**Exercise objective**
List all lines of the data containing the word "single".

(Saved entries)

------

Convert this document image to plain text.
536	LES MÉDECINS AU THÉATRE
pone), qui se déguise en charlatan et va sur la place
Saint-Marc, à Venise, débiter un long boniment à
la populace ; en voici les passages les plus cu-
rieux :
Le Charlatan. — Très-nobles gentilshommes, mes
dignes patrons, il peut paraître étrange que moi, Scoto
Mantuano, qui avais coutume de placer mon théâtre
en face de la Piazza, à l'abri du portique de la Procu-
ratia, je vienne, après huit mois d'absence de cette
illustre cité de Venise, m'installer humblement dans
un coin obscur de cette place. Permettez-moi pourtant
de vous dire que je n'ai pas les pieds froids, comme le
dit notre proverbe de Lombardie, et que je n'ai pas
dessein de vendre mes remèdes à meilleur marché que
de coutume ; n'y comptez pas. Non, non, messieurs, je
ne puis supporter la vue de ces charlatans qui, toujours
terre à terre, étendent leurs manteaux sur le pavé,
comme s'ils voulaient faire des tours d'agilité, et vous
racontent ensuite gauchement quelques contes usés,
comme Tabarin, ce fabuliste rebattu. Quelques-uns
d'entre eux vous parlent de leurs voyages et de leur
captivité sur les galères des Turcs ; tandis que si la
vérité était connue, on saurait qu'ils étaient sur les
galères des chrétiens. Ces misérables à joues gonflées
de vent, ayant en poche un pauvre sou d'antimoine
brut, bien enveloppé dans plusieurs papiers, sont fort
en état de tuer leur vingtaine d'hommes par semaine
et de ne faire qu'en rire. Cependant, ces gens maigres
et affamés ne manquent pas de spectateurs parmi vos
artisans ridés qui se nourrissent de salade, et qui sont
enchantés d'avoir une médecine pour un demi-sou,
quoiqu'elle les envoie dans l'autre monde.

------

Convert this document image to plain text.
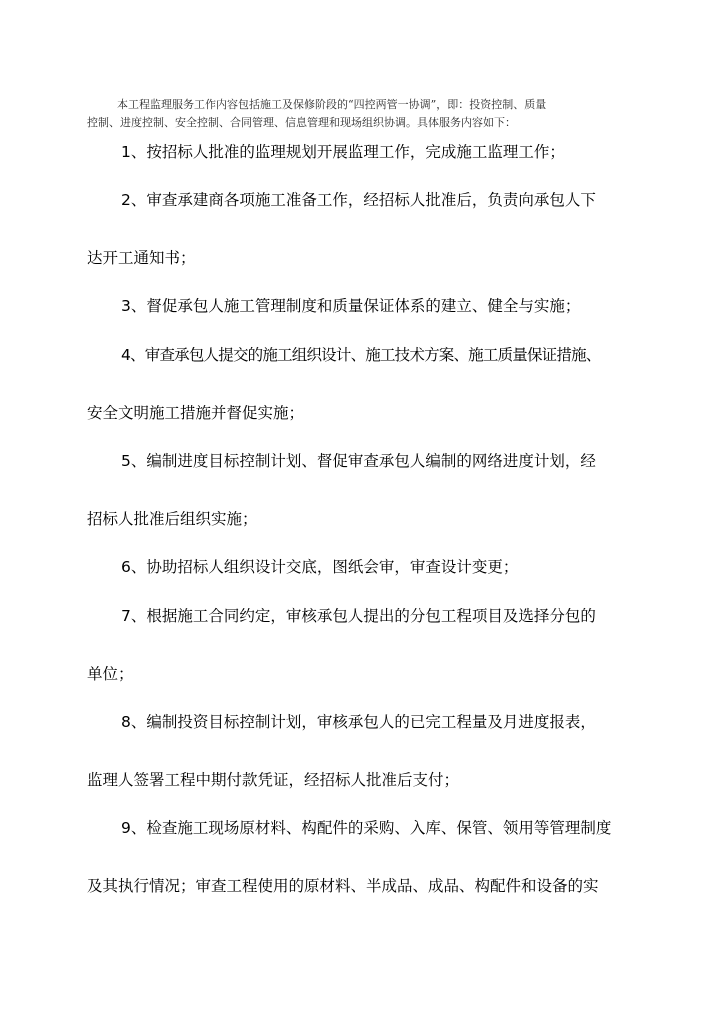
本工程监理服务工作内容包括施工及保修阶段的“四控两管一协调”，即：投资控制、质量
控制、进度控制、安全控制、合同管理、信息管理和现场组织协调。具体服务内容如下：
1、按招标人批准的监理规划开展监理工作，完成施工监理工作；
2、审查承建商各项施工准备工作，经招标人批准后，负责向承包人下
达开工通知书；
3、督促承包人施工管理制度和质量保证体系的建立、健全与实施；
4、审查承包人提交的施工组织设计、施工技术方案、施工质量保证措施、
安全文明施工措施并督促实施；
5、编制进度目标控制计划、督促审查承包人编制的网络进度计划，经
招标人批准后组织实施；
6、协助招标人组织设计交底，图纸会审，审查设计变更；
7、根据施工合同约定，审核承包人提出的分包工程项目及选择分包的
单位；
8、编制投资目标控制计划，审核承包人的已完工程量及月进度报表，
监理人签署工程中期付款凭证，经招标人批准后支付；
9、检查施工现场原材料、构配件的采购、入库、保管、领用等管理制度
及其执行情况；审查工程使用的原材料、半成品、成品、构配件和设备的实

------

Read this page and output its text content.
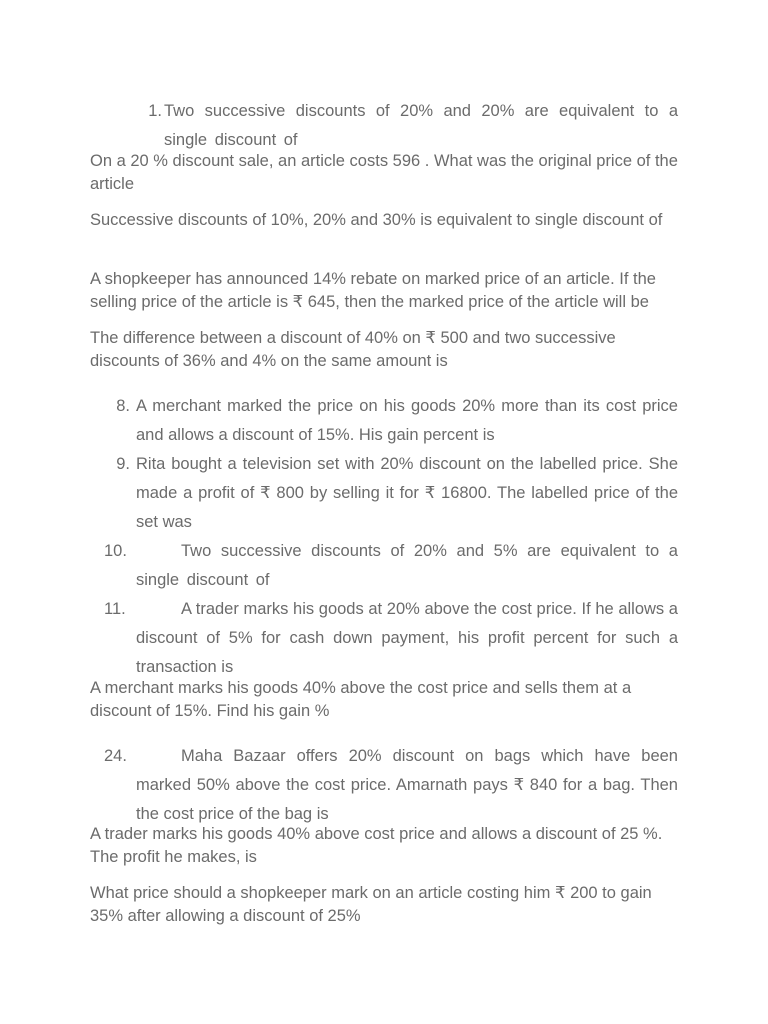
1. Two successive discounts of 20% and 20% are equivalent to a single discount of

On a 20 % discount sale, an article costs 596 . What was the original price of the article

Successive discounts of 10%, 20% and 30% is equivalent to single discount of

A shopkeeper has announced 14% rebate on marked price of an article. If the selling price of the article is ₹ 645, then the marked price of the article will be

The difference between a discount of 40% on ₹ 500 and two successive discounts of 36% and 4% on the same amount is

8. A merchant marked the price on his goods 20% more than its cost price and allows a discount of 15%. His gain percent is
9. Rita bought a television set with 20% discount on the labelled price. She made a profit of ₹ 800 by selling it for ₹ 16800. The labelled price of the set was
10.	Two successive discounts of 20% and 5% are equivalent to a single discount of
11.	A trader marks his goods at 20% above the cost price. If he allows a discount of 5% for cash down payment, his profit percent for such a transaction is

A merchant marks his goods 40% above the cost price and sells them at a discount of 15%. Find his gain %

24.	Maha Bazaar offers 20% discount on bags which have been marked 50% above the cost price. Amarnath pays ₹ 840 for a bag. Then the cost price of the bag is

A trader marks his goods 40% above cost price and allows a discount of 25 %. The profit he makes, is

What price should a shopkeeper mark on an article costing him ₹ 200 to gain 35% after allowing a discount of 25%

------

**Completed task**
1. Two successive discounts of 20% and 20% are equivalent to a single discount of
Successive discounts of 10%, 20% and 30% is equivalent to single discount of
10.	Two successive discounts of 20% and 5% are equivalent to a single discount of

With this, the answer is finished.